> [Supplied entries]
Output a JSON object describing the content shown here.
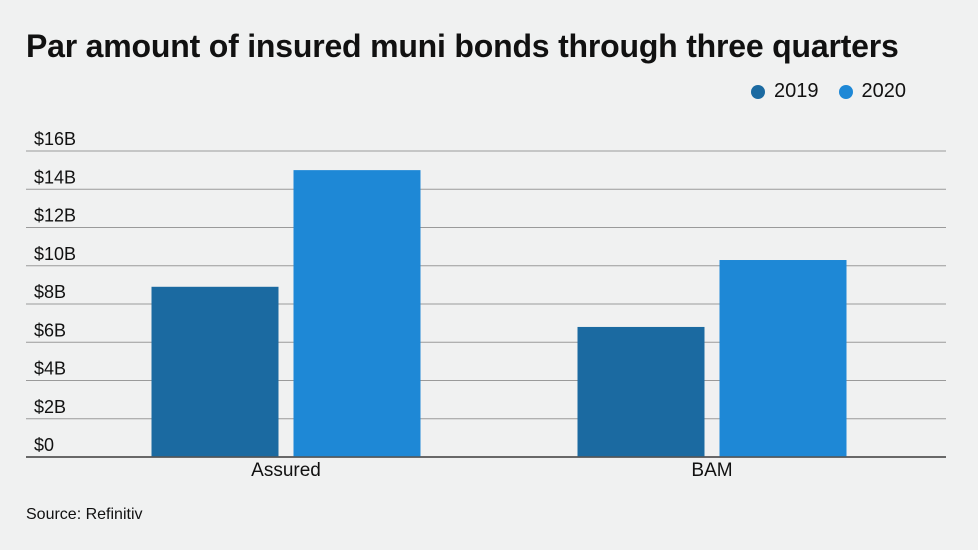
{
  "title": "Par amount of insured muni bonds through three quarters",
  "source": "Source: Refinitiv",
  "colors": {
    "s2019": "#1b6aa1",
    "s2020": "#1e88d6",
    "grid": "#9a9a9a",
    "axis": "#555555"
  },
  "chart_data": {
    "type": "bar",
    "categories": [
      "Assured",
      "BAM"
    ],
    "series": [
      {
        "name": "2019",
        "values": [
          8.9,
          6.8
        ]
      },
      {
        "name": "2020",
        "values": [
          15.0,
          10.3
        ]
      }
    ],
    "yticks": [
      "$0",
      "$2B",
      "$4B",
      "$6B",
      "$8B",
      "$10B",
      "$12B",
      "$14B",
      "$16B"
    ],
    "ylim": [
      0,
      16
    ],
    "ylabel": "",
    "xlabel": "",
    "legend_position": "top-right",
    "grid": true
  }
}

> [Instruction]
Repeat each entry precisely as it appears. Leave the pictures out.

> [Response to the exercise]
Output a JSON object describing the content shown here.
{
  "title": "Par amount of insured muni bonds through three quarters",
  "source": "Source: Refinitiv",
  "colors": {
    "s2019": "#1b6aa1",
    "s2020": "#1e88d6",
    "grid": "#9a9a9a",
    "axis": "#555555"
  },
  "chart_data": {
    "type": "bar",
    "categories": [
      "Assured",
      "BAM"
    ],
    "series": [
      {
        "name": "2019",
        "values": [
          8.9,
          6.8
        ]
      },
      {
        "name": "2020",
        "values": [
          15.0,
          10.3
        ]
      }
    ],
    "yticks": [
      "$0",
      "$2B",
      "$4B",
      "$6B",
      "$8B",
      "$10B",
      "$12B",
      "$14B",
      "$16B"
    ],
    "ylim": [
      0,
      16
    ],
    "ylabel": "",
    "xlabel": "",
    "legend_position": "top-right",
    "grid": true
  }
}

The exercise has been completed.